**YOUR INSTRUCTIONS:** Below are some entries; can you quote all of them exactly?

^^^^^^^^^^^^^^^^

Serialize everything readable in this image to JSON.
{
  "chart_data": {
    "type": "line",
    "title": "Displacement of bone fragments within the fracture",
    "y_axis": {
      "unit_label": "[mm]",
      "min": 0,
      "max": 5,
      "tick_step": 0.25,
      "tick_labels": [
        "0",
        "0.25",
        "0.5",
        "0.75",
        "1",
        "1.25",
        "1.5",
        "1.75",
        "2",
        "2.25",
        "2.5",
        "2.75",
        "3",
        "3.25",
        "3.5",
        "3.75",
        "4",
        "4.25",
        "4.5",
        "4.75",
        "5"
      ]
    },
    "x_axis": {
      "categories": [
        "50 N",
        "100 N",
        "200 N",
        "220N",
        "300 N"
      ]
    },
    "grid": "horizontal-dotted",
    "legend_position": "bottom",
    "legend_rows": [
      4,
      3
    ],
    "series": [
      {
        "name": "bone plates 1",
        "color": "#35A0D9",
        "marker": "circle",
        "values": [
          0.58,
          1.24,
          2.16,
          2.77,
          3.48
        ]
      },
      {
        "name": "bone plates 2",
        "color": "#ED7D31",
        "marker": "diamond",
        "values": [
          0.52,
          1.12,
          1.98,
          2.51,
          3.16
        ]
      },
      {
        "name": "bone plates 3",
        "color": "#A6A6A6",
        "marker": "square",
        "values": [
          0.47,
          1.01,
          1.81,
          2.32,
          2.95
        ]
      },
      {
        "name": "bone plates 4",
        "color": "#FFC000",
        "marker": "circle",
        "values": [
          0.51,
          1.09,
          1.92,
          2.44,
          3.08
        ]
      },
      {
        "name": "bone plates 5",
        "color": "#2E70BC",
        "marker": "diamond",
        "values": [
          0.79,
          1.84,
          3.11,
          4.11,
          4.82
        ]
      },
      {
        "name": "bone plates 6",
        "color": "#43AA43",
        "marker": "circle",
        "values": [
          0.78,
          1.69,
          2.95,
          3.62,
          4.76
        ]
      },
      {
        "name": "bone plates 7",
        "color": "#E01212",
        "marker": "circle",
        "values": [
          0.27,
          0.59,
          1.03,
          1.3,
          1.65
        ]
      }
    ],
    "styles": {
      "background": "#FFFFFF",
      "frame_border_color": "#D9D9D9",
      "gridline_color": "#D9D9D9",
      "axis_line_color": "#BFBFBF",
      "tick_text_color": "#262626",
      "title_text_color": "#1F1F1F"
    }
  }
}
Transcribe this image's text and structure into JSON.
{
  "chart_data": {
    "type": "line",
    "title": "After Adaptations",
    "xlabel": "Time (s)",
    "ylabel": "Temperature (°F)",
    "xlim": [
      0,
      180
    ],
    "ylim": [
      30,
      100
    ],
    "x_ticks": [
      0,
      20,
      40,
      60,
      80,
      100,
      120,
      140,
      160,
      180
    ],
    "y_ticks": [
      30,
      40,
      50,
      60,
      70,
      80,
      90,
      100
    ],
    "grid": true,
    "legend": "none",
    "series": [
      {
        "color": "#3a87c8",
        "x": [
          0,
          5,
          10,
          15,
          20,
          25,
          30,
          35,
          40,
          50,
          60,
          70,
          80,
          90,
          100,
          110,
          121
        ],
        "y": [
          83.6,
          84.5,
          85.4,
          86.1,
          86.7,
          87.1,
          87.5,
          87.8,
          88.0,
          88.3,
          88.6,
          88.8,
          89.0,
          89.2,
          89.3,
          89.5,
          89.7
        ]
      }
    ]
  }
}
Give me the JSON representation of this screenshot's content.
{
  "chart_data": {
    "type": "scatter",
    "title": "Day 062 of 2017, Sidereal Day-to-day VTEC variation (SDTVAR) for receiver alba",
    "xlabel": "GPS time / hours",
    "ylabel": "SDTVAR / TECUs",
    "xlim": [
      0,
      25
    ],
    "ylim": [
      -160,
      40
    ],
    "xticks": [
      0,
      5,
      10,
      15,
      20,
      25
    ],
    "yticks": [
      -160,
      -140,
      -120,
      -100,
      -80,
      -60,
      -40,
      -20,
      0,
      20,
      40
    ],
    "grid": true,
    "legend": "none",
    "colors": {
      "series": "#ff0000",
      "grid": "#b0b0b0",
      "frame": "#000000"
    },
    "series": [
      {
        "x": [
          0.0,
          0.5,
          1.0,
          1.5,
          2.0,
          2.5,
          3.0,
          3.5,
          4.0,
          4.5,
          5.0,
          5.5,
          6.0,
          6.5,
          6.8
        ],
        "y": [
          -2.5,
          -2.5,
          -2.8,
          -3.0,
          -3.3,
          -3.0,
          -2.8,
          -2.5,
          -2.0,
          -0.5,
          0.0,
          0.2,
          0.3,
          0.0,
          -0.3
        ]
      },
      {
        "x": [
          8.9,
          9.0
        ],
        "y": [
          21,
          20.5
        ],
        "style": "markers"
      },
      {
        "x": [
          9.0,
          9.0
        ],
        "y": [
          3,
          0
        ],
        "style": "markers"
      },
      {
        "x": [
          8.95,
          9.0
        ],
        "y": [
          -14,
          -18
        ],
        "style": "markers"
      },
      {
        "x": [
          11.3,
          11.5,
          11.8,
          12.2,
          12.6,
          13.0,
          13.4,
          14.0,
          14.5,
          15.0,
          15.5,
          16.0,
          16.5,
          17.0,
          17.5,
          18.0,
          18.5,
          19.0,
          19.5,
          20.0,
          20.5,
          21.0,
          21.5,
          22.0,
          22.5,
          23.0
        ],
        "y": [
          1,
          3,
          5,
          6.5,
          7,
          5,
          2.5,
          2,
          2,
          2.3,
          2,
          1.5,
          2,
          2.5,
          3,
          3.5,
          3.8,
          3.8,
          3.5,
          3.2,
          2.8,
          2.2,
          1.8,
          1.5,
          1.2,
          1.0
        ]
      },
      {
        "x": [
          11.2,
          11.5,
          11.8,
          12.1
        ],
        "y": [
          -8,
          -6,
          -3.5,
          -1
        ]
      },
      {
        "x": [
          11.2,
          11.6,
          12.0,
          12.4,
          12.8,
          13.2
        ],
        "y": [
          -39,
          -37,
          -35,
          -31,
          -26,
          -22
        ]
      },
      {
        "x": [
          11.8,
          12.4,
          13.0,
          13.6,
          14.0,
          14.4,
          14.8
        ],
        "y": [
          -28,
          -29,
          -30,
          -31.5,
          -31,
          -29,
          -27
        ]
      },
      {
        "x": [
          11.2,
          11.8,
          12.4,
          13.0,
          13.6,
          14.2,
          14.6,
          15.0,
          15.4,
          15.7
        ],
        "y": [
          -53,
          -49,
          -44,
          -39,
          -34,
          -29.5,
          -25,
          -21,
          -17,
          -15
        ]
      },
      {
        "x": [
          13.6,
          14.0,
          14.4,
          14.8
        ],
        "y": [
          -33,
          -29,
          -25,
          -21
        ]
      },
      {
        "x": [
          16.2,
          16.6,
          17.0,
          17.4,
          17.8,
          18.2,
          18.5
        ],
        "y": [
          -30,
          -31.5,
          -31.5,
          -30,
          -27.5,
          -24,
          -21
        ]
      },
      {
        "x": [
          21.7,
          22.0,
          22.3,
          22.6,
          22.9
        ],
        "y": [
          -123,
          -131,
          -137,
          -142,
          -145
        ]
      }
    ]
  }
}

^^^^^^^^^^^^^^^^

**RESULT OF THE TASK:**
Serialize everything readable in this image to JSON.
{
  "chart_data": {
    "type": "line",
    "title": "Displacement of bone fragments within the fracture",
    "y_axis": {
      "unit_label": "[mm]",
      "min": 0,
      "max": 5,
      "tick_step": 0.25,
      "tick_labels": [
        "0",
        "0.25",
        "0.5",
        "0.75",
        "1",
        "1.25",
        "1.5",
        "1.75",
        "2",
        "2.25",
        "2.5",
        "2.75",
        "3",
        "3.25",
        "3.5",
        "3.75",
        "4",
        "4.25",
        "4.5",
        "4.75",
        "5"
      ]
    },
    "x_axis": {
      "categories": [
        "50 N",
        "100 N",
        "200 N",
        "220N",
        "300 N"
      ]
    },
    "grid": "horizontal-dotted",
    "legend_position": "bottom",
    "legend_rows": [
      4,
      3
    ],
    "series": [
      {
        "name": "bone plates 1",
        "color": "#35A0D9",
        "marker": "circle",
        "values": [
          0.58,
          1.24,
          2.16,
          2.77,
          3.48
        ]
      },
      {
        "name": "bone plates 2",
        "color": "#ED7D31",
        "marker": "diamond",
        "values": [
          0.52,
          1.12,
          1.98,
          2.51,
          3.16
        ]
      },
      {
        "name": "bone plates 3",
        "color": "#A6A6A6",
        "marker": "square",
        "values": [
          0.47,
          1.01,
          1.81,
          2.32,
          2.95
        ]
      },
      {
        "name": "bone plates 4",
        "color": "#FFC000",
        "marker": "circle",
        "values": [
          0.51,
          1.09,
          1.92,
          2.44,
          3.08
        ]
      },
      {
        "name": "bone plates 5",
        "color": "#2E70BC",
        "marker": "diamond",
        "values": [
          0.79,
          1.84,
          3.11,
          4.11,
          4.82
        ]
      },
      {
        "name": "bone plates 6",
        "color": "#43AA43",
        "marker": "circle",
        "values": [
          0.78,
          1.69,
          2.95,
          3.62,
          4.76
        ]
      },
      {
        "name": "bone plates 7",
        "color": "#E01212",
        "marker": "circle",
        "values": [
          0.27,
          0.59,
          1.03,
          1.3,
          1.65
        ]
      }
    ],
    "styles": {
      "background": "#FFFFFF",
      "frame_border_color": "#D9D9D9",
      "gridline_color": "#D9D9D9",
      "axis_line_color": "#BFBFBF",
      "tick_text_color": "#262626",
      "title_text_color": "#1F1F1F"
    }
  }
}
Transcribe this image's text and structure into JSON.
{
  "chart_data": {
    "type": "line",
    "title": "After Adaptations",
    "xlabel": "Time (s)",
    "ylabel": "Temperature (°F)",
    "xlim": [
      0,
      180
    ],
    "ylim": [
      30,
      100
    ],
    "x_ticks": [
      0,
      20,
      40,
      60,
      80,
      100,
      120,
      140,
      160,
      180
    ],
    "y_ticks": [
      30,
      40,
      50,
      60,
      70,
      80,
      90,
      100
    ],
    "grid": true,
    "legend": "none",
    "series": [
      {
        "color": "#3a87c8",
        "x": [
          0,
          5,
          10,
          15,
          20,
          25,
          30,
          35,
          40,
          50,
          60,
          70,
          80,
          90,
          100,
          110,
          121
        ],
        "y": [
          83.6,
          84.5,
          85.4,
          86.1,
          86.7,
          87.1,
          87.5,
          87.8,
          88.0,
          88.3,
          88.6,
          88.8,
          89.0,
          89.2,
          89.3,
          89.5,
          89.7
        ]
      }
    ]
  }
}
Give me the JSON representation of this screenshot's content.
{
  "chart_data": {
    "type": "scatter",
    "title": "Day 062 of 2017, Sidereal Day-to-day VTEC variation (SDTVAR) for receiver alba",
    "xlabel": "GPS time / hours",
    "ylabel": "SDTVAR / TECUs",
    "xlim": [
      0,
      25
    ],
    "ylim": [
      -160,
      40
    ],
    "xticks": [
      0,
      5,
      10,
      15,
      20,
      25
    ],
    "yticks": [
      -160,
      -140,
      -120,
      -100,
      -80,
      -60,
      -40,
      -20,
      0,
      20,
      40
    ],
    "grid": true,
    "legend": "none",
    "colors": {
      "series": "#ff0000",
      "grid": "#b0b0b0",
      "frame": "#000000"
    },
    "series": [
      {
        "x": [
          0.0,
          0.5,
          1.0,
          1.5,
          2.0,
          2.5,
          3.0,
          3.5,
          4.0,
          4.5,
          5.0,
          5.5,
          6.0,
          6.5,
          6.8
        ],
        "y": [
          -2.5,
          -2.5,
          -2.8,
          -3.0,
          -3.3,
          -3.0,
          -2.8,
          -2.5,
          -2.0,
          -0.5,
          0.0,
          0.2,
          0.3,
          0.0,
          -0.3
        ]
      },
      {
        "x": [
          8.9,
          9.0
        ],
        "y": [
          21,
          20.5
        ],
        "style": "markers"
      },
      {
        "x": [
          9.0,
          9.0
        ],
        "y": [
          3,
          0
        ],
        "style": "markers"
      },
      {
        "x": [
          8.95,
          9.0
        ],
        "y": [
          -14,
          -18
        ],
        "style": "markers"
      },
      {
        "x": [
          11.3,
          11.5,
          11.8,
          12.2,
          12.6,
          13.0,
          13.4,
          14.0,
          14.5,
          15.0,
          15.5,
          16.0,
          16.5,
          17.0,
          17.5,
          18.0,
          18.5,
          19.0,
          19.5,
          20.0,
          20.5,
          21.0,
          21.5,
          22.0,
          22.5,
          23.0
        ],
        "y": [
          1,
          3,
          5,
          6.5,
          7,
          5,
          2.5,
          2,
          2,
          2.3,
          2,
          1.5,
          2,
          2.5,
          3,
          3.5,
          3.8,
          3.8,
          3.5,
          3.2,
          2.8,
          2.2,
          1.8,
          1.5,
          1.2,
          1.0
        ]
      },
      {
        "x": [
          11.2,
          11.5,
          11.8,
          12.1
        ],
        "y": [
          -8,
          -6,
          -3.5,
          -1
        ]
      },
      {
        "x": [
          11.2,
          11.6,
          12.0,
          12.4,
          12.8,
          13.2
        ],
        "y": [
          -39,
          -37,
          -35,
          -31,
          -26,
          -22
        ]
      },
      {
        "x": [
          11.8,
          12.4,
          13.0,
          13.6,
          14.0,
          14.4,
          14.8
        ],
        "y": [
          -28,
          -29,
          -30,
          -31.5,
          -31,
          -29,
          -27
        ]
      },
      {
        "x": [
          11.2,
          11.8,
          12.4,
          13.0,
          13.6,
          14.2,
          14.6,
          15.0,
          15.4,
          15.7
        ],
        "y": [
          -53,
          -49,
          -44,
          -39,
          -34,
          -29.5,
          -25,
          -21,
          -17,
          -15
        ]
      },
      {
        "x": [
          13.6,
          14.0,
          14.4,
          14.8
        ],
        "y": [
          -33,
          -29,
          -25,
          -21
        ]
      },
      {
        "x": [
          16.2,
          16.6,
          17.0,
          17.4,
          17.8,
          18.2,
          18.5
        ],
        "y": [
          -30,
          -31.5,
          -31.5,
          -30,
          -27.5,
          -24,
          -21
        ]
      },
      {
        "x": [
          21.7,
          22.0,
          22.3,
          22.6,
          22.9
        ],
        "y": [
          -123,
          -131,
          -137,
          -142,
          -145
        ]
      }
    ]
  }
}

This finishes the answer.